▶ [WHAT YOU NEED TO DO]
Give back the whole listing exactly as shown.

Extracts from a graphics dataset

-------------------------

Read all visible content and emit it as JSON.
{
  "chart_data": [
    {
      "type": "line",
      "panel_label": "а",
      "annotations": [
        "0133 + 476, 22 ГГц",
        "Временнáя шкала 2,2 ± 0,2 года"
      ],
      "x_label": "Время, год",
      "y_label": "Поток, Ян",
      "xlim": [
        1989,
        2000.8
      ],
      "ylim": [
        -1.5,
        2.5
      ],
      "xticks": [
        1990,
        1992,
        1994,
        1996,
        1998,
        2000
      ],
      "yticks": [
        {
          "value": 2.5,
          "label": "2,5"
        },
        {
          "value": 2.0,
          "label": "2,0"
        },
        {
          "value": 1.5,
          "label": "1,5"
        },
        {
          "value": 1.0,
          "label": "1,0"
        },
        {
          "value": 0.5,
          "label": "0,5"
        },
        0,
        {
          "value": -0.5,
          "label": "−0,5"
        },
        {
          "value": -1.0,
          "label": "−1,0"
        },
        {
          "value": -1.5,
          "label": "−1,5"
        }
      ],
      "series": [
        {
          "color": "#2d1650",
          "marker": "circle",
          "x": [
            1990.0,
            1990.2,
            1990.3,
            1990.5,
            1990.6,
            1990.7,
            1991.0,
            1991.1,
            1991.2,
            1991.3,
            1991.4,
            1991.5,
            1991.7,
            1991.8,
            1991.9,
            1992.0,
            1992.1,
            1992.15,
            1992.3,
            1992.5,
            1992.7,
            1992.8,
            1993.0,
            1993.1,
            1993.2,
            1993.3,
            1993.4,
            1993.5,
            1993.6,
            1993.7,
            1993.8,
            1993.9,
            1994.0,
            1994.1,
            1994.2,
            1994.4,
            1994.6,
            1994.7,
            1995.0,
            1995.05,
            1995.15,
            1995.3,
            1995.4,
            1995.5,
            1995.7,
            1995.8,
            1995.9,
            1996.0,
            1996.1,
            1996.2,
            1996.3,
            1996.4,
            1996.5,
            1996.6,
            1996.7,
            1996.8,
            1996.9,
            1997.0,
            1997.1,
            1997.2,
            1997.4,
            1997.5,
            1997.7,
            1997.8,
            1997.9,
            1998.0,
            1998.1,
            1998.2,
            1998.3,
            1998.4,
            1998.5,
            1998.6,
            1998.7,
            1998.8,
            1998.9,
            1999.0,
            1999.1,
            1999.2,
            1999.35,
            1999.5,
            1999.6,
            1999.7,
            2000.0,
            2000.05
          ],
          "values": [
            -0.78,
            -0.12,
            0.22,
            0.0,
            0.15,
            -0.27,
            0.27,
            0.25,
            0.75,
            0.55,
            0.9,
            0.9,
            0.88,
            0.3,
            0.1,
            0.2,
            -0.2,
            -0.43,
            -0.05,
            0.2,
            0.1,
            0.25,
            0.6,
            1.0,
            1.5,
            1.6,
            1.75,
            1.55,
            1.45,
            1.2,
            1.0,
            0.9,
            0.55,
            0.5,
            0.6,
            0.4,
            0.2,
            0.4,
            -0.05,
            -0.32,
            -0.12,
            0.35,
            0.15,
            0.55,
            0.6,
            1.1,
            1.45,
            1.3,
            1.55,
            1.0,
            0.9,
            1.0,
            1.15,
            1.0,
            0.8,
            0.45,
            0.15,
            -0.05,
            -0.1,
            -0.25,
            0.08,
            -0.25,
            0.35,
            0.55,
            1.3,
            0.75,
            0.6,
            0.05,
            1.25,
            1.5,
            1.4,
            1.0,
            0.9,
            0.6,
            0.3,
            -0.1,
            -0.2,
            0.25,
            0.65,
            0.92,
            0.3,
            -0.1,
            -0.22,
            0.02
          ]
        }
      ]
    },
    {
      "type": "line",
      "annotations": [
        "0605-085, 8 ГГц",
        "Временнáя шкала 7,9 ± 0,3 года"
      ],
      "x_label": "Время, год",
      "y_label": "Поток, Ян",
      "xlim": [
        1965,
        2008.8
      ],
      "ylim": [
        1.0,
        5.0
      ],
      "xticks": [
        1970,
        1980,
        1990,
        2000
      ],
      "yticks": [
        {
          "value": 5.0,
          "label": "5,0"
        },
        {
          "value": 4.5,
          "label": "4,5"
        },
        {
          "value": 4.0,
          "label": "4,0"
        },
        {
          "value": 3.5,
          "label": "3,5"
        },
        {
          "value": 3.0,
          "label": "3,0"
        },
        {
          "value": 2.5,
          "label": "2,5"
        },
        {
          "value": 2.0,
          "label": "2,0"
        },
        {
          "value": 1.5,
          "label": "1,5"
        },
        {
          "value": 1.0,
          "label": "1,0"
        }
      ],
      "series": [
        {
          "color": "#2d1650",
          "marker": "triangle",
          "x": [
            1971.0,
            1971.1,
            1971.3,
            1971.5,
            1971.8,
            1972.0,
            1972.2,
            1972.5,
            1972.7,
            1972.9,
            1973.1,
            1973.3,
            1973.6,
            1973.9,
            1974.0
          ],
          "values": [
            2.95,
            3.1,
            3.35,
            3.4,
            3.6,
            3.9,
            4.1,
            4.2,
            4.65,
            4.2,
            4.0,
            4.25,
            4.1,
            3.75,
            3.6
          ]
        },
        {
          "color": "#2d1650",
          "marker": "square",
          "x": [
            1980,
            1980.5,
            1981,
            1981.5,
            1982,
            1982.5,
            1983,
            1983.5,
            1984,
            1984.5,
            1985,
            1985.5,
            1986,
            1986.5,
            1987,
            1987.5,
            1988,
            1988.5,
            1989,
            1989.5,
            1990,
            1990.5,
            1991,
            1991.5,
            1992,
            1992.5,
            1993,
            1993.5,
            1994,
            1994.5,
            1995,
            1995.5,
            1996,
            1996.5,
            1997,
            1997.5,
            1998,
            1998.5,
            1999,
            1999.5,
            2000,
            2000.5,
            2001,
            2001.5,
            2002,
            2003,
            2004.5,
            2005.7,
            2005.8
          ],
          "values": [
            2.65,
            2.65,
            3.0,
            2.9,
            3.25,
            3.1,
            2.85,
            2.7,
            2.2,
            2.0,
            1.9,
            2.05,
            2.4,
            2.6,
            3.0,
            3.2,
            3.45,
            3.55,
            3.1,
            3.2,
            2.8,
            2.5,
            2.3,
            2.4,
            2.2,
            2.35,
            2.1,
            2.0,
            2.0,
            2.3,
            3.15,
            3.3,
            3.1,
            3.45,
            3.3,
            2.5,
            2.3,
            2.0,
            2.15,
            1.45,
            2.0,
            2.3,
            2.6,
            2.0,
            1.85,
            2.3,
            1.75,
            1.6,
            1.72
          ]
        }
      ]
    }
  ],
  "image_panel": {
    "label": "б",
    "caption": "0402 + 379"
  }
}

-------------------------

▶ [TASK OUTPUT]
Read all visible content and emit it as JSON.
{
  "chart_data": [
    {
      "type": "line",
      "panel_label": "а",
      "annotations": [
        "0133 + 476, 22 ГГц",
        "Временнáя шкала 2,2 ± 0,2 года"
      ],
      "x_label": "Время, год",
      "y_label": "Поток, Ян",
      "xlim": [
        1989,
        2000.8
      ],
      "ylim": [
        -1.5,
        2.5
      ],
      "xticks": [
        1990,
        1992,
        1994,
        1996,
        1998,
        2000
      ],
      "yticks": [
        {
          "value": 2.5,
          "label": "2,5"
        },
        {
          "value": 2.0,
          "label": "2,0"
        },
        {
          "value": 1.5,
          "label": "1,5"
        },
        {
          "value": 1.0,
          "label": "1,0"
        },
        {
          "value": 0.5,
          "label": "0,5"
        },
        0,
        {
          "value": -0.5,
          "label": "−0,5"
        },
        {
          "value": -1.0,
          "label": "−1,0"
        },
        {
          "value": -1.5,
          "label": "−1,5"
        }
      ],
      "series": [
        {
          "color": "#2d1650",
          "marker": "circle",
          "x": [
            1990.0,
            1990.2,
            1990.3,
            1990.5,
            1990.6,
            1990.7,
            1991.0,
            1991.1,
            1991.2,
            1991.3,
            1991.4,
            1991.5,
            1991.7,
            1991.8,
            1991.9,
            1992.0,
            1992.1,
            1992.15,
            1992.3,
            1992.5,
            1992.7,
            1992.8,
            1993.0,
            1993.1,
            1993.2,
            1993.3,
            1993.4,
            1993.5,
            1993.6,
            1993.7,
            1993.8,
            1993.9,
            1994.0,
            1994.1,
            1994.2,
            1994.4,
            1994.6,
            1994.7,
            1995.0,
            1995.05,
            1995.15,
            1995.3,
            1995.4,
            1995.5,
            1995.7,
            1995.8,
            1995.9,
            1996.0,
            1996.1,
            1996.2,
            1996.3,
            1996.4,
            1996.5,
            1996.6,
            1996.7,
            1996.8,
            1996.9,
            1997.0,
            1997.1,
            1997.2,
            1997.4,
            1997.5,
            1997.7,
            1997.8,
            1997.9,
            1998.0,
            1998.1,
            1998.2,
            1998.3,
            1998.4,
            1998.5,
            1998.6,
            1998.7,
            1998.8,
            1998.9,
            1999.0,
            1999.1,
            1999.2,
            1999.35,
            1999.5,
            1999.6,
            1999.7,
            2000.0,
            2000.05
          ],
          "values": [
            -0.78,
            -0.12,
            0.22,
            0.0,
            0.15,
            -0.27,
            0.27,
            0.25,
            0.75,
            0.55,
            0.9,
            0.9,
            0.88,
            0.3,
            0.1,
            0.2,
            -0.2,
            -0.43,
            -0.05,
            0.2,
            0.1,
            0.25,
            0.6,
            1.0,
            1.5,
            1.6,
            1.75,
            1.55,
            1.45,
            1.2,
            1.0,
            0.9,
            0.55,
            0.5,
            0.6,
            0.4,
            0.2,
            0.4,
            -0.05,
            -0.32,
            -0.12,
            0.35,
            0.15,
            0.55,
            0.6,
            1.1,
            1.45,
            1.3,
            1.55,
            1.0,
            0.9,
            1.0,
            1.15,
            1.0,
            0.8,
            0.45,
            0.15,
            -0.05,
            -0.1,
            -0.25,
            0.08,
            -0.25,
            0.35,
            0.55,
            1.3,
            0.75,
            0.6,
            0.05,
            1.25,
            1.5,
            1.4,
            1.0,
            0.9,
            0.6,
            0.3,
            -0.1,
            -0.2,
            0.25,
            0.65,
            0.92,
            0.3,
            -0.1,
            -0.22,
            0.02
          ]
        }
      ]
    },
    {
      "type": "line",
      "annotations": [
        "0605-085, 8 ГГц",
        "Временнáя шкала 7,9 ± 0,3 года"
      ],
      "x_label": "Время, год",
      "y_label": "Поток, Ян",
      "xlim": [
        1965,
        2008.8
      ],
      "ylim": [
        1.0,
        5.0
      ],
      "xticks": [
        1970,
        1980,
        1990,
        2000
      ],
      "yticks": [
        {
          "value": 5.0,
          "label": "5,0"
        },
        {
          "value": 4.5,
          "label": "4,5"
        },
        {
          "value": 4.0,
          "label": "4,0"
        },
        {
          "value": 3.5,
          "label": "3,5"
        },
        {
          "value": 3.0,
          "label": "3,0"
        },
        {
          "value": 2.5,
          "label": "2,5"
        },
        {
          "value": 2.0,
          "label": "2,0"
        },
        {
          "value": 1.5,
          "label": "1,5"
        },
        {
          "value": 1.0,
          "label": "1,0"
        }
      ],
      "series": [
        {
          "color": "#2d1650",
          "marker": "triangle",
          "x": [
            1971.0,
            1971.1,
            1971.3,
            1971.5,
            1971.8,
            1972.0,
            1972.2,
            1972.5,
            1972.7,
            1972.9,
            1973.1,
            1973.3,
            1973.6,
            1973.9,
            1974.0
          ],
          "values": [
            2.95,
            3.1,
            3.35,
            3.4,
            3.6,
            3.9,
            4.1,
            4.2,
            4.65,
            4.2,
            4.0,
            4.25,
            4.1,
            3.75,
            3.6
          ]
        },
        {
          "color": "#2d1650",
          "marker": "square",
          "x": [
            1980,
            1980.5,
            1981,
            1981.5,
            1982,
            1982.5,
            1983,
            1983.5,
            1984,
            1984.5,
            1985,
            1985.5,
            1986,
            1986.5,
            1987,
            1987.5,
            1988,
            1988.5,
            1989,
            1989.5,
            1990,
            1990.5,
            1991,
            1991.5,
            1992,
            1992.5,
            1993,
            1993.5,
            1994,
            1994.5,
            1995,
            1995.5,
            1996,
            1996.5,
            1997,
            1997.5,
            1998,
            1998.5,
            1999,
            1999.5,
            2000,
            2000.5,
            2001,
            2001.5,
            2002,
            2003,
            2004.5,
            2005.7,
            2005.8
          ],
          "values": [
            2.65,
            2.65,
            3.0,
            2.9,
            3.25,
            3.1,
            2.85,
            2.7,
            2.2,
            2.0,
            1.9,
            2.05,
            2.4,
            2.6,
            3.0,
            3.2,
            3.45,
            3.55,
            3.1,
            3.2,
            2.8,
            2.5,
            2.3,
            2.4,
            2.2,
            2.35,
            2.1,
            2.0,
            2.0,
            2.3,
            3.15,
            3.3,
            3.1,
            3.45,
            3.3,
            2.5,
            2.3,
            2.0,
            2.15,
            1.45,
            2.0,
            2.3,
            2.6,
            2.0,
            1.85,
            2.3,
            1.75,
            1.6,
            1.72
          ]
        }
      ]
    }
  ],
  "image_panel": {
    "label": "б",
    "caption": "0402 + 379"
  }
}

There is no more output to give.